- **SHORT PROBLEM**
Quote, verbatim, all material below, without pictures.

(Figure content listings)
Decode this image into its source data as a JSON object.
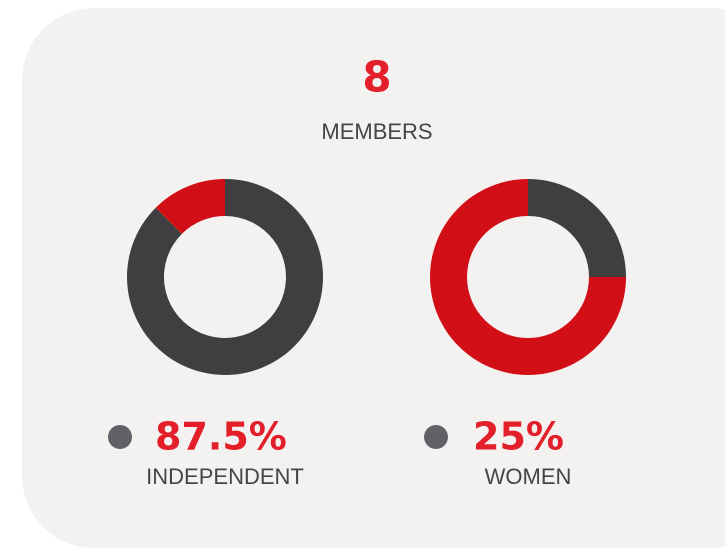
{
  "header": {
    "count": 8,
    "label": "MEMBERS"
  },
  "chart_data": [
    {
      "type": "donut",
      "categories": [
        "INDEPENDENT",
        null
      ],
      "values": [
        87.5,
        12.5
      ],
      "value_labels": [
        "87.5%",
        null
      ],
      "colors": [
        "#3f3f3f",
        "#d20f17"
      ]
    },
    {
      "type": "donut",
      "categories": [
        "WOMEN",
        null
      ],
      "values": [
        25,
        75
      ],
      "value_labels": [
        "25%",
        null
      ],
      "colors": [
        "#3f3f3f",
        "#d20f17"
      ]
    }
  ]
}
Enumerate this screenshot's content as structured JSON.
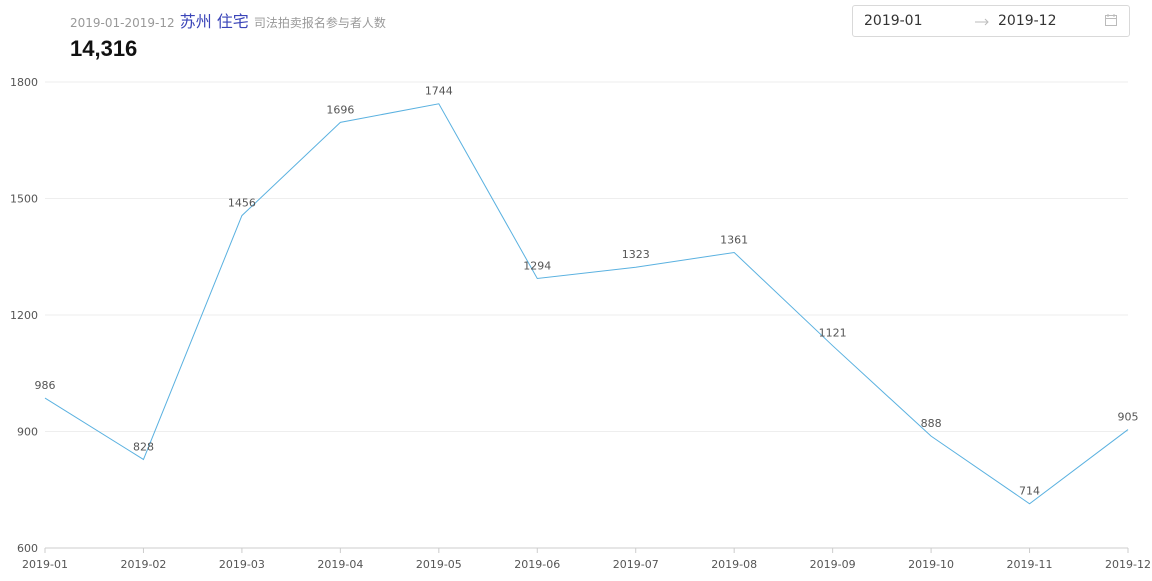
{
  "header": {
    "period": "2019-01-2019-12",
    "city": "苏州 住宅",
    "metric": "司法拍卖报名参与者人数",
    "total": "14,316"
  },
  "date_picker": {
    "start": "2019-01",
    "end": "2019-12"
  },
  "chart_data": {
    "type": "line",
    "categories": [
      "2019-01",
      "2019-02",
      "2019-03",
      "2019-04",
      "2019-05",
      "2019-06",
      "2019-07",
      "2019-08",
      "2019-09",
      "2019-10",
      "2019-11",
      "2019-12"
    ],
    "values": [
      986,
      828,
      1456,
      1696,
      1744,
      1294,
      1323,
      1361,
      1121,
      888,
      714,
      905
    ],
    "color": "#5ab1e0",
    "ylim": [
      600,
      1800
    ],
    "yticks": [
      600,
      900,
      1200,
      1500,
      1800
    ],
    "grid": true
  }
}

- **SOLUTION TO THE PROBLEM**
Decode this image into its source data as a JSON object.
{
  "header": {
    "count": 8,
    "label": "MEMBERS"
  },
  "chart_data": [
    {
      "type": "donut",
      "categories": [
        "INDEPENDENT",
        null
      ],
      "values": [
        87.5,
        12.5
      ],
      "value_labels": [
        "87.5%",
        null
      ],
      "colors": [
        "#3f3f3f",
        "#d20f17"
      ]
    },
    {
      "type": "donut",
      "categories": [
        "WOMEN",
        null
      ],
      "values": [
        25,
        75
      ],
      "value_labels": [
        "25%",
        null
      ],
      "colors": [
        "#3f3f3f",
        "#d20f17"
      ]
    }
  ]
}
Enumerate this screenshot's content as structured JSON.
{
  "header": {
    "period": "2019-01-2019-12",
    "city": "苏州 住宅",
    "metric": "司法拍卖报名参与者人数",
    "total": "14,316"
  },
  "date_picker": {
    "start": "2019-01",
    "end": "2019-12"
  },
  "chart_data": {
    "type": "line",
    "categories": [
      "2019-01",
      "2019-02",
      "2019-03",
      "2019-04",
      "2019-05",
      "2019-06",
      "2019-07",
      "2019-08",
      "2019-09",
      "2019-10",
      "2019-11",
      "2019-12"
    ],
    "values": [
      986,
      828,
      1456,
      1696,
      1744,
      1294,
      1323,
      1361,
      1121,
      888,
      714,
      905
    ],
    "color": "#5ab1e0",
    "ylim": [
      600,
      1800
    ],
    "yticks": [
      600,
      900,
      1200,
      1500,
      1800
    ],
    "grid": true
  }
}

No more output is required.